Exercise task
Transcribe every line, keeping it exact.

Given entries
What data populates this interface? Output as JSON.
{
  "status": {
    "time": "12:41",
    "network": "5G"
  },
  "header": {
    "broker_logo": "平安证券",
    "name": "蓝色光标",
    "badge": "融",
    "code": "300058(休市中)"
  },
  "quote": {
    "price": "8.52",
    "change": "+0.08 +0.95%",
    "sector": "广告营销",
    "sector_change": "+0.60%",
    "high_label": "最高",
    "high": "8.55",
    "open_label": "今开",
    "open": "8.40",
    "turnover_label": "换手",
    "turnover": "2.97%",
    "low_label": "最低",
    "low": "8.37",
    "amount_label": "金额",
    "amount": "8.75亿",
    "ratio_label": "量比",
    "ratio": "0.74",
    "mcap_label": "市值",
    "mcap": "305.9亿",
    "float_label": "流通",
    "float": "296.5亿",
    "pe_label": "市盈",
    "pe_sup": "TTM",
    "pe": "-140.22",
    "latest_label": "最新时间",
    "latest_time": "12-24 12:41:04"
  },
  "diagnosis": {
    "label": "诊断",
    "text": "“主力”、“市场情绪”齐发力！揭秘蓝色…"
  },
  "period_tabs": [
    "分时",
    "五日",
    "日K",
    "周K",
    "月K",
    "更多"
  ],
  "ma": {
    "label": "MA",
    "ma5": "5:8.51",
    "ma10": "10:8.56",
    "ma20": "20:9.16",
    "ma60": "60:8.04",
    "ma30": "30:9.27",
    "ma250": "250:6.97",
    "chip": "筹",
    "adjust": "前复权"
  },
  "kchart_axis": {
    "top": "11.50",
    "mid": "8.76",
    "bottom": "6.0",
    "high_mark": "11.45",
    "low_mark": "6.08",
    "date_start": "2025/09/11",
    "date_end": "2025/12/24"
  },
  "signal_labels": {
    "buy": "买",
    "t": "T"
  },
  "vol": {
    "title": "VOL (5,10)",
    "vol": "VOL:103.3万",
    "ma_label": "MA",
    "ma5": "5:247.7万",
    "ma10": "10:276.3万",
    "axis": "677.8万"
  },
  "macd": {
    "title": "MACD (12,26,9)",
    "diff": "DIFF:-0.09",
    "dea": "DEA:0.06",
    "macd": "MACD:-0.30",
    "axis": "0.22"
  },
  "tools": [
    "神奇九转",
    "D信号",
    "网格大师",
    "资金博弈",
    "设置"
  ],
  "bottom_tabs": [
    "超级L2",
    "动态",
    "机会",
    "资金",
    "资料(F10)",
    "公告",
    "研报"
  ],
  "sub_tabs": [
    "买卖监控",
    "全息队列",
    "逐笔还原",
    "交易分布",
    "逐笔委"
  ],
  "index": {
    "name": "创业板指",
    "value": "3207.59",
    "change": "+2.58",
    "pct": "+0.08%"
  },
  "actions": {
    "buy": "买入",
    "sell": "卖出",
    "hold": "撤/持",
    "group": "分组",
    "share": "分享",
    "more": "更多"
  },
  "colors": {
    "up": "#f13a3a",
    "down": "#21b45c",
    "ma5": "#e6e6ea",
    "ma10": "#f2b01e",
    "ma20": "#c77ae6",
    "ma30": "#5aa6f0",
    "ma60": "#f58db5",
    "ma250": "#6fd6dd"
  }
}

Written answer
What data populates this interface? Output as JSON.
{
  "status": {
    "time": "12:41",
    "network": "5G"
  },
  "header": {
    "broker_logo": "平安证券",
    "name": "蓝色光标",
    "badge": "融",
    "code": "300058(休市中)"
  },
  "quote": {
    "price": "8.52",
    "change": "+0.08 +0.95%",
    "sector": "广告营销",
    "sector_change": "+0.60%",
    "high_label": "最高",
    "high": "8.55",
    "open_label": "今开",
    "open": "8.40",
    "turnover_label": "换手",
    "turnover": "2.97%",
    "low_label": "最低",
    "low": "8.37",
    "amount_label": "金额",
    "amount": "8.75亿",
    "ratio_label": "量比",
    "ratio": "0.74",
    "mcap_label": "市值",
    "mcap": "305.9亿",
    "float_label": "流通",
    "float": "296.5亿",
    "pe_label": "市盈",
    "pe_sup": "TTM",
    "pe": "-140.22",
    "latest_label": "最新时间",
    "latest_time": "12-24 12:41:04"
  },
  "diagnosis": {
    "label": "诊断",
    "text": "“主力”、“市场情绪”齐发力！揭秘蓝色…"
  },
  "period_tabs": [
    "分时",
    "五日",
    "日K",
    "周K",
    "月K",
    "更多"
  ],
  "ma": {
    "label": "MA",
    "ma5": "5:8.51",
    "ma10": "10:8.56",
    "ma20": "20:9.16",
    "ma60": "60:8.04",
    "ma30": "30:9.27",
    "ma250": "250:6.97",
    "chip": "筹",
    "adjust": "前复权"
  },
  "kchart_axis": {
    "top": "11.50",
    "mid": "8.76",
    "bottom": "6.0",
    "high_mark": "11.45",
    "low_mark": "6.08",
    "date_start": "2025/09/11",
    "date_end": "2025/12/24"
  },
  "signal_labels": {
    "buy": "买",
    "t": "T"
  },
  "vol": {
    "title": "VOL (5,10)",
    "vol": "VOL:103.3万",
    "ma_label": "MA",
    "ma5": "5:247.7万",
    "ma10": "10:276.3万",
    "axis": "677.8万"
  },
  "macd": {
    "title": "MACD (12,26,9)",
    "diff": "DIFF:-0.09",
    "dea": "DEA:0.06",
    "macd": "MACD:-0.30",
    "axis": "0.22"
  },
  "tools": [
    "神奇九转",
    "D信号",
    "网格大师",
    "资金博弈",
    "设置"
  ],
  "bottom_tabs": [
    "超级L2",
    "动态",
    "机会",
    "资金",
    "资料(F10)",
    "公告",
    "研报"
  ],
  "sub_tabs": [
    "买卖监控",
    "全息队列",
    "逐笔还原",
    "交易分布",
    "逐笔委"
  ],
  "index": {
    "name": "创业板指",
    "value": "3207.59",
    "change": "+2.58",
    "pct": "+0.08%"
  },
  "actions": {
    "buy": "买入",
    "sell": "卖出",
    "hold": "撤/持",
    "group": "分组",
    "share": "分享",
    "more": "更多"
  },
  "colors": {
    "up": "#f13a3a",
    "down": "#21b45c",
    "ma5": "#e6e6ea",
    "ma10": "#f2b01e",
    "ma20": "#c77ae6",
    "ma30": "#5aa6f0",
    "ma60": "#f58db5",
    "ma250": "#6fd6dd"
  }
}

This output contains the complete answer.